▶ [What you are asked to do]: Leave out the pictures and repeat the data exactly.
============================================================
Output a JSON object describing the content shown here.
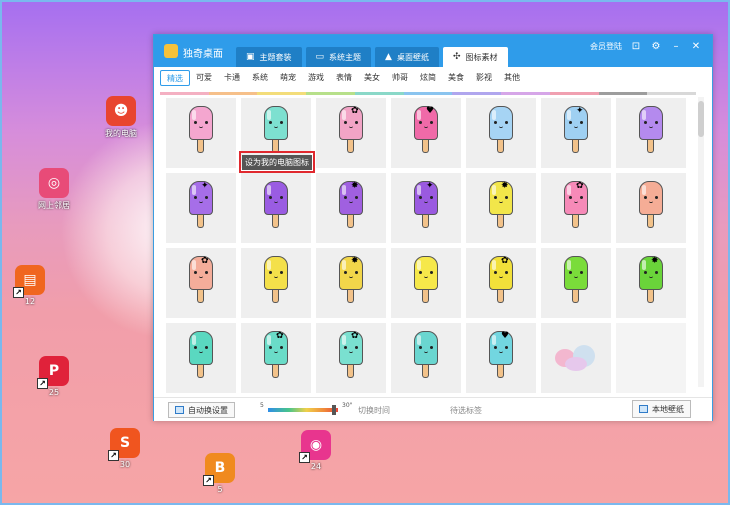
{
  "desktop_icons": [
    {
      "label": "我的电脑",
      "color": "#e8452f",
      "glyph": "☻",
      "shortcut": false
    },
    {
      "label": "网上邻居",
      "color": "#e84b78",
      "glyph": "◎",
      "shortcut": false
    },
    {
      "label": "12",
      "color": "#f0661f",
      "glyph": "▤",
      "shortcut": true
    },
    {
      "label": "25",
      "color": "#e0223a",
      "glyph": "P",
      "shortcut": true
    },
    {
      "label": "30",
      "color": "#f0551f",
      "glyph": "S",
      "shortcut": true
    },
    {
      "label": "24",
      "color": "#e8358e",
      "glyph": "◉",
      "shortcut": true
    },
    {
      "label": "5",
      "color": "#f08a1f",
      "glyph": "B",
      "shortcut": true
    }
  ],
  "window": {
    "title": "独奇桌面",
    "tabs": [
      {
        "label": "主题套装",
        "icon": "folder-icon"
      },
      {
        "label": "系统主题",
        "icon": "monitor-icon"
      },
      {
        "label": "桌面壁纸",
        "icon": "picture-icon"
      },
      {
        "label": "图标素材",
        "icon": "sparkle-icon"
      }
    ],
    "active_tab": 3,
    "login": "会员登陆"
  },
  "categories": [
    "精选",
    "可爱",
    "卡通",
    "系统",
    "萌宠",
    "游戏",
    "表情",
    "美女",
    "帅哥",
    "炫简",
    "美食",
    "影视",
    "其他"
  ],
  "active_category": 0,
  "rainbow_colors": [
    "#f4b0c2",
    "#f6c08a",
    "#f3dd7a",
    "#b7e08a",
    "#8ad8c8",
    "#8ac4ef",
    "#b0a6ee",
    "#d6a6e8",
    "#f0a0b0",
    "#9d9d9d",
    "#d8d8d8"
  ],
  "tooltip": "设为我的电脑图标",
  "icons": [
    {
      "color": "#f4a6cf",
      "deco": ""
    },
    {
      "color": "#7de0d0",
      "deco": ""
    },
    {
      "color": "#f2a4c6",
      "deco": "✿"
    },
    {
      "color": "#f06aa8",
      "deco": "♥"
    },
    {
      "color": "#a6d4f4",
      "deco": ""
    },
    {
      "color": "#9fd0f2",
      "deco": "✦"
    },
    {
      "color": "#b48aee",
      "deco": ""
    },
    {
      "color": "#a66ee8",
      "deco": "✦"
    },
    {
      "color": "#9a5ce2",
      "deco": ""
    },
    {
      "color": "#a060e0",
      "deco": "✸"
    },
    {
      "color": "#9a5ae0",
      "deco": "✦"
    },
    {
      "color": "#f2e64a",
      "deco": "✸"
    },
    {
      "color": "#f68ab8",
      "deco": "✿"
    },
    {
      "color": "#f5ad96",
      "deco": ""
    },
    {
      "color": "#f4ad9a",
      "deco": "✿"
    },
    {
      "color": "#f4e04a",
      "deco": ""
    },
    {
      "color": "#f2d64a",
      "deco": "✸"
    },
    {
      "color": "#f6e84a",
      "deco": ""
    },
    {
      "color": "#f2e03a",
      "deco": "✿"
    },
    {
      "color": "#7adc3a",
      "deco": ""
    },
    {
      "color": "#6ad43a",
      "deco": "✸"
    },
    {
      "color": "#5ad8c0",
      "deco": ""
    },
    {
      "color": "#6adcc8",
      "deco": "✿"
    },
    {
      "color": "#7ae0d0",
      "deco": "✿"
    },
    {
      "color": "#6ad6d0",
      "deco": ""
    },
    {
      "color": "#72d6e0",
      "deco": "♥"
    }
  ],
  "footer": {
    "auto_change": "自动换设置",
    "slider_min": "5",
    "slider_max": "30",
    "slider_unit": "\"",
    "interval_label": "切换时间",
    "filter_label": "待选标签",
    "local_wallpaper": "本地壁纸",
    "slider_value_fraction": 0.97
  }
}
============================================================
▶ [Reply to the exercise]:
Output a JSON object describing the content shown here.
{
  "desktop_icons": [
    {
      "label": "我的电脑",
      "color": "#e8452f",
      "glyph": "☻",
      "shortcut": false
    },
    {
      "label": "网上邻居",
      "color": "#e84b78",
      "glyph": "◎",
      "shortcut": false
    },
    {
      "label": "12",
      "color": "#f0661f",
      "glyph": "▤",
      "shortcut": true
    },
    {
      "label": "25",
      "color": "#e0223a",
      "glyph": "P",
      "shortcut": true
    },
    {
      "label": "30",
      "color": "#f0551f",
      "glyph": "S",
      "shortcut": true
    },
    {
      "label": "24",
      "color": "#e8358e",
      "glyph": "◉",
      "shortcut": true
    },
    {
      "label": "5",
      "color": "#f08a1f",
      "glyph": "B",
      "shortcut": true
    }
  ],
  "window": {
    "title": "独奇桌面",
    "tabs": [
      {
        "label": "主题套装",
        "icon": "folder-icon"
      },
      {
        "label": "系统主题",
        "icon": "monitor-icon"
      },
      {
        "label": "桌面壁纸",
        "icon": "picture-icon"
      },
      {
        "label": "图标素材",
        "icon": "sparkle-icon"
      }
    ],
    "active_tab": 3,
    "login": "会员登陆"
  },
  "categories": [
    "精选",
    "可爱",
    "卡通",
    "系统",
    "萌宠",
    "游戏",
    "表情",
    "美女",
    "帅哥",
    "炫简",
    "美食",
    "影视",
    "其他"
  ],
  "active_category": 0,
  "rainbow_colors": [
    "#f4b0c2",
    "#f6c08a",
    "#f3dd7a",
    "#b7e08a",
    "#8ad8c8",
    "#8ac4ef",
    "#b0a6ee",
    "#d6a6e8",
    "#f0a0b0",
    "#9d9d9d",
    "#d8d8d8"
  ],
  "tooltip": "设为我的电脑图标",
  "icons": [
    {
      "color": "#f4a6cf",
      "deco": ""
    },
    {
      "color": "#7de0d0",
      "deco": ""
    },
    {
      "color": "#f2a4c6",
      "deco": "✿"
    },
    {
      "color": "#f06aa8",
      "deco": "♥"
    },
    {
      "color": "#a6d4f4",
      "deco": ""
    },
    {
      "color": "#9fd0f2",
      "deco": "✦"
    },
    {
      "color": "#b48aee",
      "deco": ""
    },
    {
      "color": "#a66ee8",
      "deco": "✦"
    },
    {
      "color": "#9a5ce2",
      "deco": ""
    },
    {
      "color": "#a060e0",
      "deco": "✸"
    },
    {
      "color": "#9a5ae0",
      "deco": "✦"
    },
    {
      "color": "#f2e64a",
      "deco": "✸"
    },
    {
      "color": "#f68ab8",
      "deco": "✿"
    },
    {
      "color": "#f5ad96",
      "deco": ""
    },
    {
      "color": "#f4ad9a",
      "deco": "✿"
    },
    {
      "color": "#f4e04a",
      "deco": ""
    },
    {
      "color": "#f2d64a",
      "deco": "✸"
    },
    {
      "color": "#f6e84a",
      "deco": ""
    },
    {
      "color": "#f2e03a",
      "deco": "✿"
    },
    {
      "color": "#7adc3a",
      "deco": ""
    },
    {
      "color": "#6ad43a",
      "deco": "✸"
    },
    {
      "color": "#5ad8c0",
      "deco": ""
    },
    {
      "color": "#6adcc8",
      "deco": "✿"
    },
    {
      "color": "#7ae0d0",
      "deco": "✿"
    },
    {
      "color": "#6ad6d0",
      "deco": ""
    },
    {
      "color": "#72d6e0",
      "deco": "♥"
    }
  ],
  "footer": {
    "auto_change": "自动换设置",
    "slider_min": "5",
    "slider_max": "30",
    "slider_unit": "\"",
    "interval_label": "切换时间",
    "filter_label": "待选标签",
    "local_wallpaper": "本地壁纸",
    "slider_value_fraction": 0.97
  }
}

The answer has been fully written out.